Given request:
Make an exact copy of all the entries, with the pictures left out.

(Saved entries)
**********

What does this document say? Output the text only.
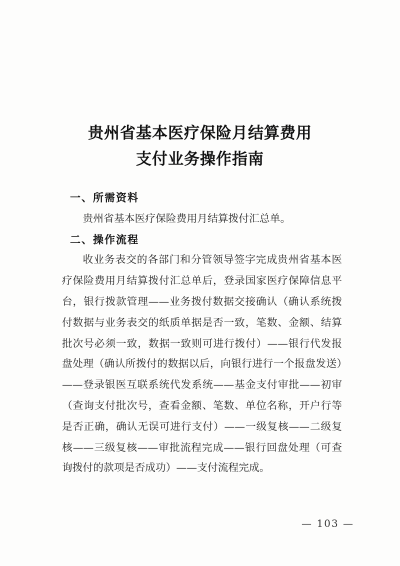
贵州省基本医疗保险月结算费用
支付业务操作指南
一、所需资料
贵州省基本医疗保险费用月结算拨付汇总单。
二、操作流程
收业务表交的各部门和分管领导签字完成贵州省基本医疗保险费用月结算拨付汇总单后，登录国家医疗保障信息平台，银行拨款管理——业务拨付数据交接确认（确认系统拨付数据与业务表交的纸质单据是否一致，笔数、金额、结算批次号必须一致，数据一致则可进行拨付）——银行代发报盘处理（确认所拨付的数据以后，向银行进行一个报盘发送）——登录银医互联系统代发系统——基金支付审批——初审（查询支付批次号，查看金额、笔数、单位名称，开户行等是否正确，确认无误可进行支付）——一级复核——二级复核——三级复核——审批流程完成——银行回盘处理（可查询拨付的款项是否成功）——支付流程完成。
— 103 —
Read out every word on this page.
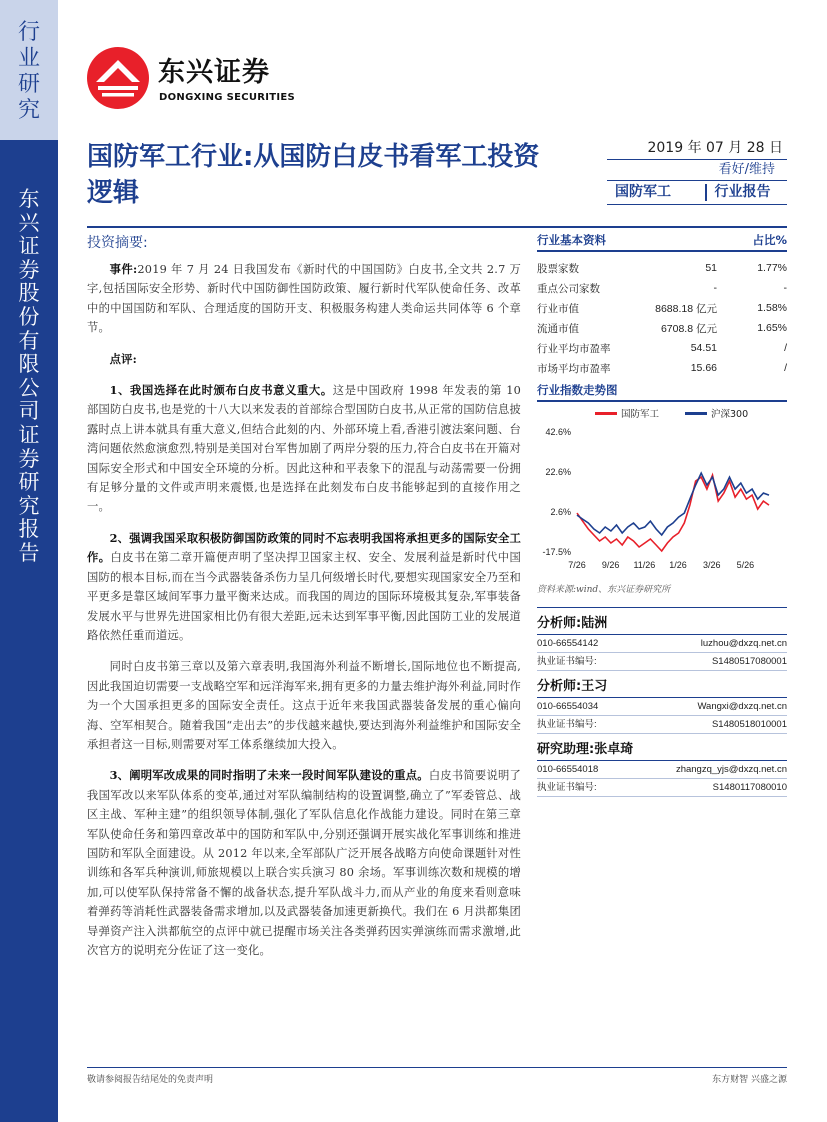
行业研究
东兴证券股份有限公司证券研究报告
东兴证券
DONGXING SECURITIES
国防军工行业:从国防白皮书看军工投资逻辑
2019 年 07 月 28 日
看好/维持
国防军工	行业报告
投资摘要:

事件:2019 年 7 月 24 日我国发布《新时代的中国国防》白皮书,全文共 2.7 万字,包括国际安全形势、新时代中国防御性国防政策、履行新时代军队使命任务、改革中的中国国防和军队、合理适度的国防开支、积极服务构建人类命运共同体等 6 个章节。

点评:

1、我国选择在此时颁布白皮书意义重大。这是中国政府 1998 年发表的第 10 部国防白皮书,也是党的十八大以来发表的首部综合型国防白皮书,从正常的国防信息披露时点上讲本就具有重大意义,但结合此刻的内、外部环境上看,香港引渡法案问题、台湾问题依然愈演愈烈,特别是美国对台军售加剧了两岸分裂的压力,符合白皮书在开篇对国际安全形式和中国安全环境的分析。因此这种和平表象下的混乱与动荡需要一份拥有足够分量的文件或声明来震慑,也是选择在此刻发布白皮书能够起到的直接作用之一。

2、强调我国采取积极防御国防政策的同时不忘表明我国将承担更多的国际安全工作。白皮书在第二章开篇便声明了坚决捍卫国家主权、安全、发展利益是新时代中国国防的根本目标,而在当今武器装备杀伤力呈几何级增长时代,要想实现国家安全乃至和平更多是靠区域间军事力量平衡来达成。而我国的周边的国际环境极其复杂,军事装备发展水平与世界先进国家相比仍有很大差距,远未达到军事平衡,因此国防工业的发展道路依然任重而道远。

同时白皮书第三章以及第六章表明,我国海外利益不断增长,国际地位也不断提高,因此我国迫切需要一支战略空军和远洋海军来,拥有更多的力量去维护海外利益,同时作为一个大国承担更多的国际安全责任。这点于近年来我国武器装备发展的重心偏向海、空军相契合。随着我国“走出去”的步伐越来越快,要达到海外利益维护和国际安全承担者这一目标,则需要对军工体系继续加大投入。

3、阐明军改成果的同时指明了未来一段时间军队建设的重点。白皮书简要说明了我国军改以来军队体系的变革,通过对军队编制结构的设置调整,确立了”军委管总、战区主战、军种主建”的组织领导体制,强化了军队信息化作战能力建设。同时在第三章军队使命任务和第四章改革中的国防和军队中,分别还强调开展实战化军事训练和推进国防和军队全面建设。从 2012 年以来,全军部队广泛开展各战略方向使命课题针对性训练和各军兵种演训,师旅规模以上联合实兵演习 80 余场。军事训练次数和规模的增加,可以使军队保持常备不懈的战备状态,提升军队战斗力,而从产业的角度来看则意味着弹药等消耗性武器装备需求增加,以及武器装备加速更新换代。我们在 6 月洪都集团导弹资产注入洪都航空的点评中就已提醒市场关注各类弹药因实弹演练而需求激增,此次官方的说明充分佐证了这一变化。

行业基本资料	占比%
股票家数	51	1.77%
重点公司家数	-	-
行业市值	8688.18 亿元	1.58%
流通市值	6708.8 亿元	1.65%
行业平均市盈率	54.51	/
市场平均市盈率	15.66	/
行业指数走势图
42.6%
22.6%
2.6%
-17.5%
7/26 9/26 11/26 1/26 3/26 5/26
国防军工	沪深300
资料来源:wind、东兴证券研究所
分析师:陆洲
010-66554142	luzhou@dxzq.net.cn
执业证书编号:	S1480517080001
分析师:王习
010-66554034	Wangxi@dxzq.net.cn
执业证书编号:	S1480518010001
研究助理:张卓琦
010-66554018	zhangzq_yjs@dxzq.net.cn
执业证书编号:	S1480117080010
敬请参阅报告结尾处的免责声明	东方财智 兴盛之源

**********

Task result:
What does this document say? Output the text only.
贵州省基本医疗保险月结算费用
支付业务操作指南
一、所需资料
贵州省基本医疗保险费用月结算拨付汇总单。
二、操作流程
收业务表交的各部门和分管领导签字完成贵州省基本医疗保险费用月结算拨付汇总单后，登录国家医疗保障信息平台，银行拨款管理——业务拨付数据交接确认（确认系统拨付数据与业务表交的纸质单据是否一致，笔数、金额、结算批次号必须一致，数据一致则可进行拨付）——银行代发报盘处理（确认所拨付的数据以后，向银行进行一个报盘发送）——登录银医互联系统代发系统——基金支付审批——初审（查询支付批次号，查看金额、笔数、单位名称，开户行等是否正确，确认无误可进行支付）——一级复核——二级复核——三级复核——审批流程完成——银行回盘处理（可查询拨付的款项是否成功）——支付流程完成。
— 103 —
Read out every word on this page.
行业研究
东兴证券股份有限公司证券研究报告
东兴证券
DONGXING SECURITIES
国防军工行业:从国防白皮书看军工投资逻辑
2019 年 07 月 28 日
看好/维持
国防军工	行业报告
投资摘要:

事件:2019 年 7 月 24 日我国发布《新时代的中国国防》白皮书,全文共 2.7 万字,包括国际安全形势、新时代中国防御性国防政策、履行新时代军队使命任务、改革中的中国国防和军队、合理适度的国防开支、积极服务构建人类命运共同体等 6 个章节。

点评:

1、我国选择在此时颁布白皮书意义重大。这是中国政府 1998 年发表的第 10 部国防白皮书,也是党的十八大以来发表的首部综合型国防白皮书,从正常的国防信息披露时点上讲本就具有重大意义,但结合此刻的内、外部环境上看,香港引渡法案问题、台湾问题依然愈演愈烈,特别是美国对台军售加剧了两岸分裂的压力,符合白皮书在开篇对国际安全形式和中国安全环境的分析。因此这种和平表象下的混乱与动荡需要一份拥有足够分量的文件或声明来震慑,也是选择在此刻发布白皮书能够起到的直接作用之一。

2、强调我国采取积极防御国防政策的同时不忘表明我国将承担更多的国际安全工作。白皮书在第二章开篇便声明了坚决捍卫国家主权、安全、发展利益是新时代中国国防的根本目标,而在当今武器装备杀伤力呈几何级增长时代,要想实现国家安全乃至和平更多是靠区域间军事力量平衡来达成。而我国的周边的国际环境极其复杂,军事装备发展水平与世界先进国家相比仍有很大差距,远未达到军事平衡,因此国防工业的发展道路依然任重而道远。

同时白皮书第三章以及第六章表明,我国海外利益不断增长,国际地位也不断提高,因此我国迫切需要一支战略空军和远洋海军来,拥有更多的力量去维护海外利益,同时作为一个大国承担更多的国际安全责任。这点于近年来我国武器装备发展的重心偏向海、空军相契合。随着我国“走出去”的步伐越来越快,要达到海外利益维护和国际安全承担者这一目标,则需要对军工体系继续加大投入。

3、阐明军改成果的同时指明了未来一段时间军队建设的重点。白皮书简要说明了我国军改以来军队体系的变革,通过对军队编制结构的设置调整,确立了”军委管总、战区主战、军种主建”的组织领导体制,强化了军队信息化作战能力建设。同时在第三章军队使命任务和第四章改革中的国防和军队中,分别还强调开展实战化军事训练和推进国防和军队全面建设。从 2012 年以来,全军部队广泛开展各战略方向使命课题针对性训练和各军兵种演训,师旅规模以上联合实兵演习 80 余场。军事训练次数和规模的增加,可以使军队保持常备不懈的战备状态,提升军队战斗力,而从产业的角度来看则意味着弹药等消耗性武器装备需求增加,以及武器装备加速更新换代。我们在 6 月洪都集团导弹资产注入洪都航空的点评中就已提醒市场关注各类弹药因实弹演练而需求激增,此次官方的说明充分佐证了这一变化。

行业基本资料	占比%
股票家数	51	1.77%
重点公司家数	-	-
行业市值	8688.18 亿元	1.58%
流通市值	6708.8 亿元	1.65%
行业平均市盈率	54.51	/
市场平均市盈率	15.66	/
行业指数走势图
42.6%
22.6%
2.6%
-17.5%
7/26 9/26 11/26 1/26 3/26 5/26
国防军工	沪深300
资料来源:wind、东兴证券研究所
分析师:陆洲
010-66554142	luzhou@dxzq.net.cn
执业证书编号:	S1480517080001
分析师:王习
010-66554034	Wangxi@dxzq.net.cn
执业证书编号:	S1480518010001
研究助理:张卓琦
010-66554018	zhangzq_yjs@dxzq.net.cn
执业证书编号:	S1480117080010
敬请参阅报告结尾处的免责声明	东方财智 兴盛之源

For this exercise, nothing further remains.